Your goal: Every line of the material is to be quoted verbatim, minus the pictures.

Data listing:
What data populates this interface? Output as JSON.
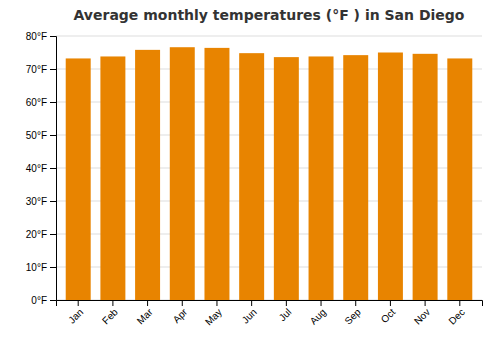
{
  "chart_data": {
    "type": "bar",
    "title": "Average monthly temperatures (°F ) in San Diego",
    "categories": [
      "Jan",
      "Feb",
      "Mar",
      "Apr",
      "May",
      "Jun",
      "Jul",
      "Aug",
      "Sep",
      "Oct",
      "Nov",
      "Dec"
    ],
    "values": [
      73.2,
      73.8,
      75.8,
      76.6,
      76.4,
      74.8,
      73.6,
      73.8,
      74.2,
      75.0,
      74.6,
      73.2
    ],
    "color": "#E88400",
    "ylim": [
      0,
      80
    ],
    "yticks": [
      {
        "value": 0,
        "label": "0°F"
      },
      {
        "value": 10,
        "label": "10°F"
      },
      {
        "value": 20,
        "label": "20°F"
      },
      {
        "value": 30,
        "label": "30°F"
      },
      {
        "value": 40,
        "label": "40°F"
      },
      {
        "value": 50,
        "label": "50°F"
      },
      {
        "value": 60,
        "label": "60°F"
      },
      {
        "value": 70,
        "label": "70°F"
      },
      {
        "value": 80,
        "label": "80°F"
      }
    ],
    "grid": true
  }
}
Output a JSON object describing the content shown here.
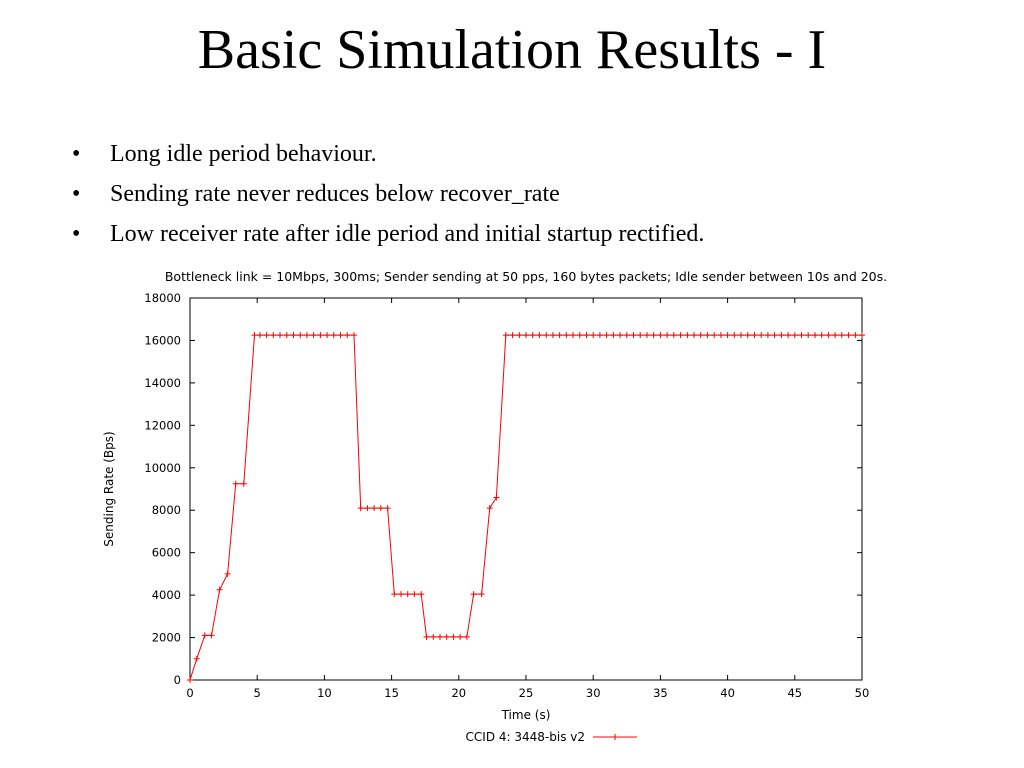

Answer to the problem:
What data populates this interface? Output as JSON.
{
  "chart_data": {
    "type": "bar",
    "title": "Average monthly temperatures (°F ) in San Diego",
    "categories": [
      "Jan",
      "Feb",
      "Mar",
      "Apr",
      "May",
      "Jun",
      "Jul",
      "Aug",
      "Sep",
      "Oct",
      "Nov",
      "Dec"
    ],
    "values": [
      73.2,
      73.8,
      75.8,
      76.6,
      76.4,
      74.8,
      73.6,
      73.8,
      74.2,
      75.0,
      74.6,
      73.2
    ],
    "color": "#E88400",
    "ylim": [
      0,
      80
    ],
    "yticks": [
      {
        "value": 0,
        "label": "0°F"
      },
      {
        "value": 10,
        "label": "10°F"
      },
      {
        "value": 20,
        "label": "20°F"
      },
      {
        "value": 30,
        "label": "30°F"
      },
      {
        "value": 40,
        "label": "40°F"
      },
      {
        "value": 50,
        "label": "50°F"
      },
      {
        "value": 60,
        "label": "60°F"
      },
      {
        "value": 70,
        "label": "70°F"
      },
      {
        "value": 80,
        "label": "80°F"
      }
    ],
    "grid": true
  }
}
Output a JSON object describing the content shown here.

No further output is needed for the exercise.